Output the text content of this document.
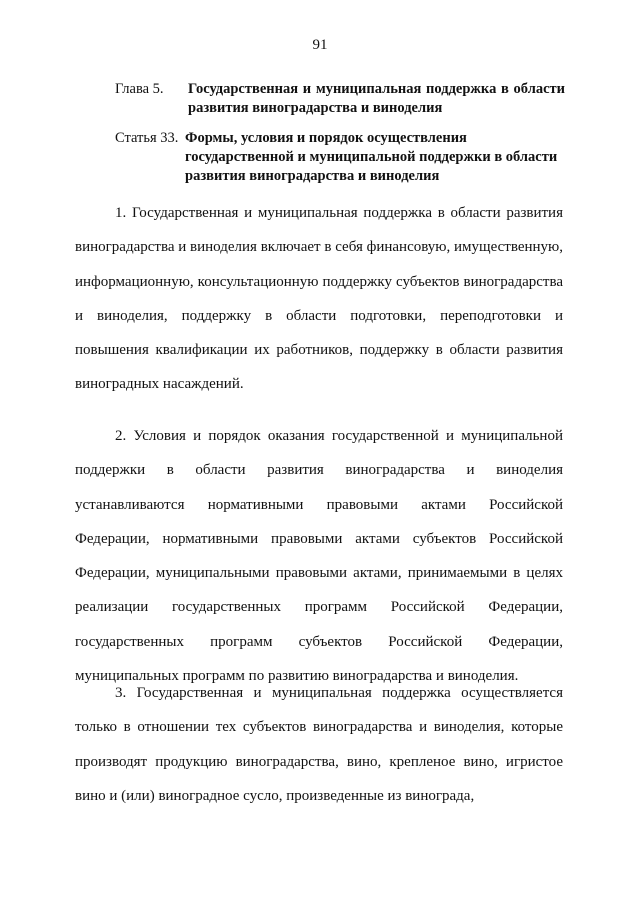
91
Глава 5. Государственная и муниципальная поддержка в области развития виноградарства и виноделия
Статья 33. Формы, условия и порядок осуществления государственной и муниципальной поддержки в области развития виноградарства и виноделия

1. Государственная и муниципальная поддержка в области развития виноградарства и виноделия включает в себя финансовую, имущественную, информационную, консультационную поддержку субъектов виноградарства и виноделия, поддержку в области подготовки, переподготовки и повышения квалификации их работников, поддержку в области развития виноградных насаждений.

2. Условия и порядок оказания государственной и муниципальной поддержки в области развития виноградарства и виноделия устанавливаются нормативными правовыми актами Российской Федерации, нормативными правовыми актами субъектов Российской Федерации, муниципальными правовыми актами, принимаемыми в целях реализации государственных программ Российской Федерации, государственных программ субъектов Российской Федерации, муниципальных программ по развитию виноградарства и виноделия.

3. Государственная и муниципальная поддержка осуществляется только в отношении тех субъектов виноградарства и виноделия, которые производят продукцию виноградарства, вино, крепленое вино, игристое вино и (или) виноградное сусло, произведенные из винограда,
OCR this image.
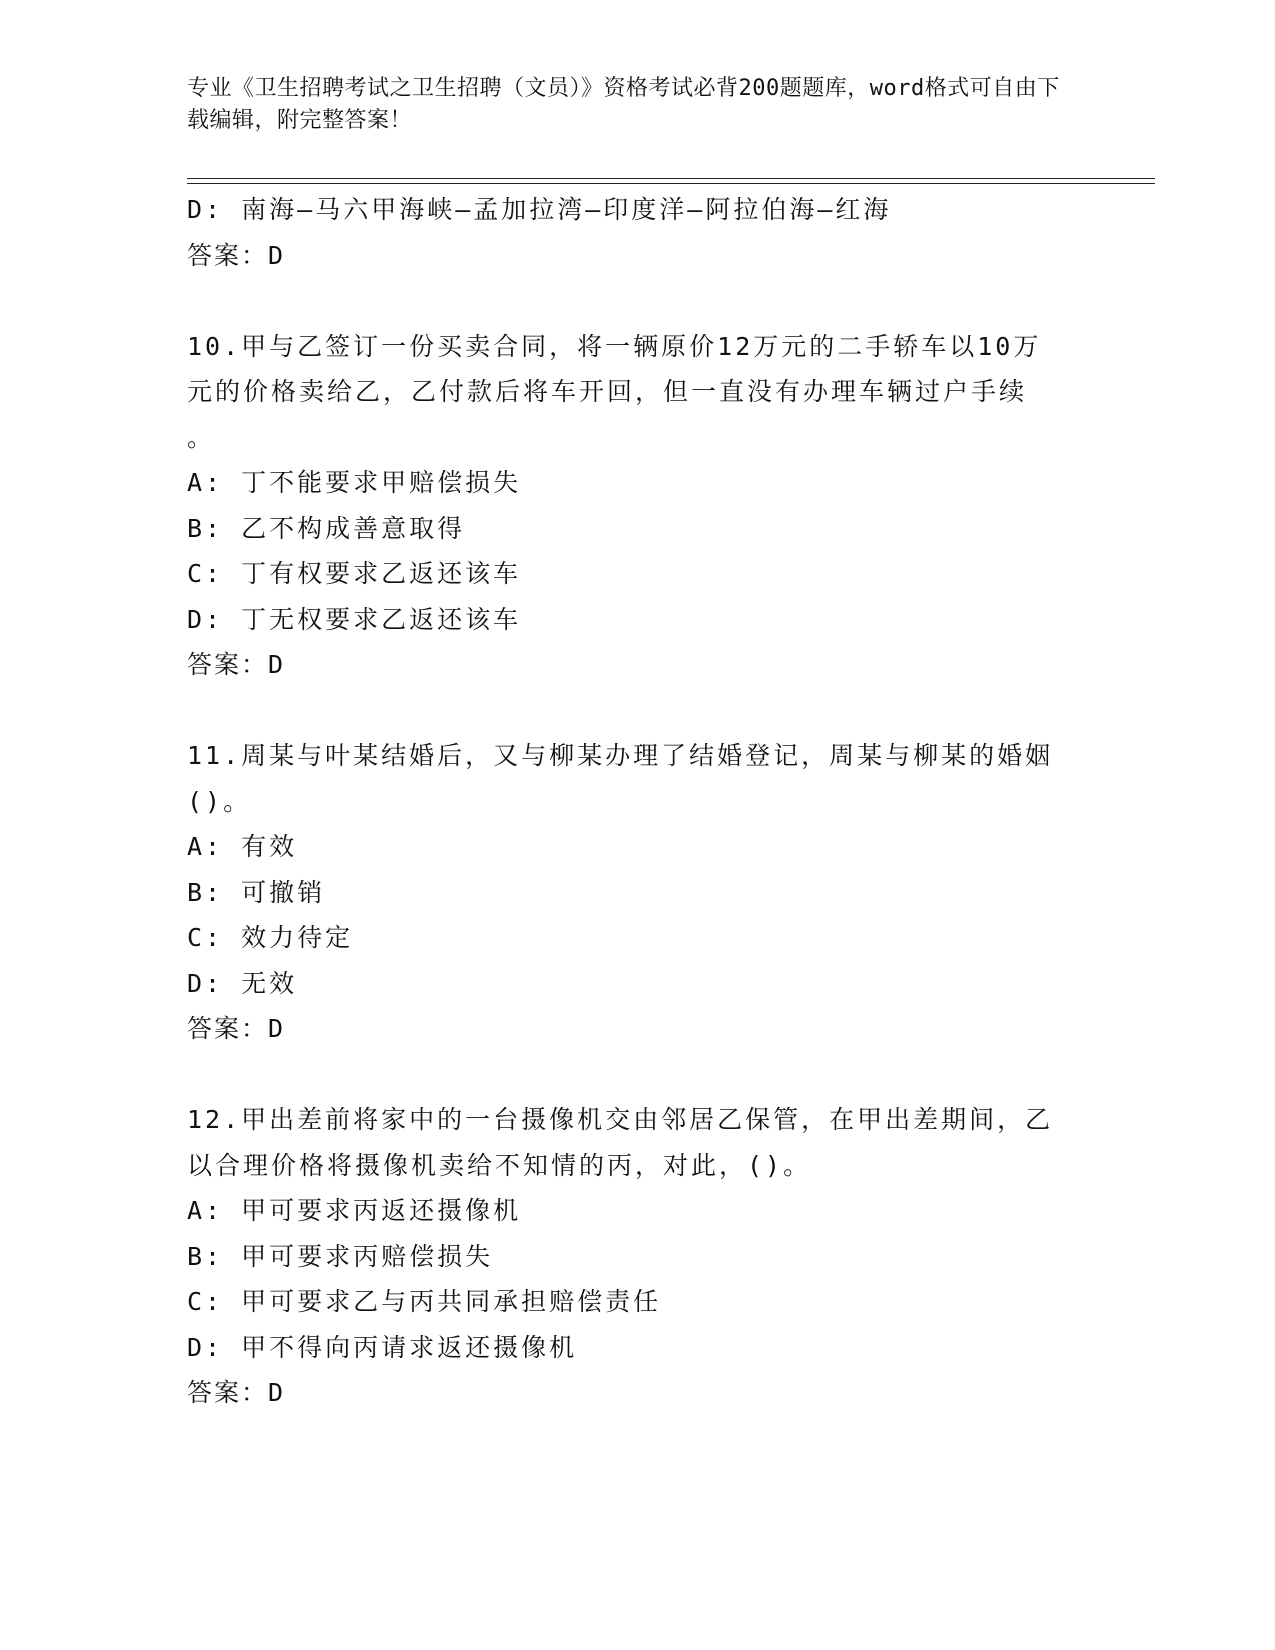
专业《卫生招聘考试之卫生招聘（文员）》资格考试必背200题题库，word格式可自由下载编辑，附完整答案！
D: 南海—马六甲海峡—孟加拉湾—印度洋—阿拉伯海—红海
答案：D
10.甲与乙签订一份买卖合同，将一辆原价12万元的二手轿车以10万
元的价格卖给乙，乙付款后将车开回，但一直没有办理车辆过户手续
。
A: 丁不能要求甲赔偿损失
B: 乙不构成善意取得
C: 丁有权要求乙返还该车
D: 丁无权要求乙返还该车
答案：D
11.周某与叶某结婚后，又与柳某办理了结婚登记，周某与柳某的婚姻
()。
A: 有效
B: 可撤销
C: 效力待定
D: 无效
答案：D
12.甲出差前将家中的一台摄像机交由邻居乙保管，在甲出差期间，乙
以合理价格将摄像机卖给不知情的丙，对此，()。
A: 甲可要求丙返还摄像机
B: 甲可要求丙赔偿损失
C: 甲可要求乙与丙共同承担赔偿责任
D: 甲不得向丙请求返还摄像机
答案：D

Problem description => Set out every line from the material that contains the string "this".

Full answer =>
Output the text content of this document.
OCR this image.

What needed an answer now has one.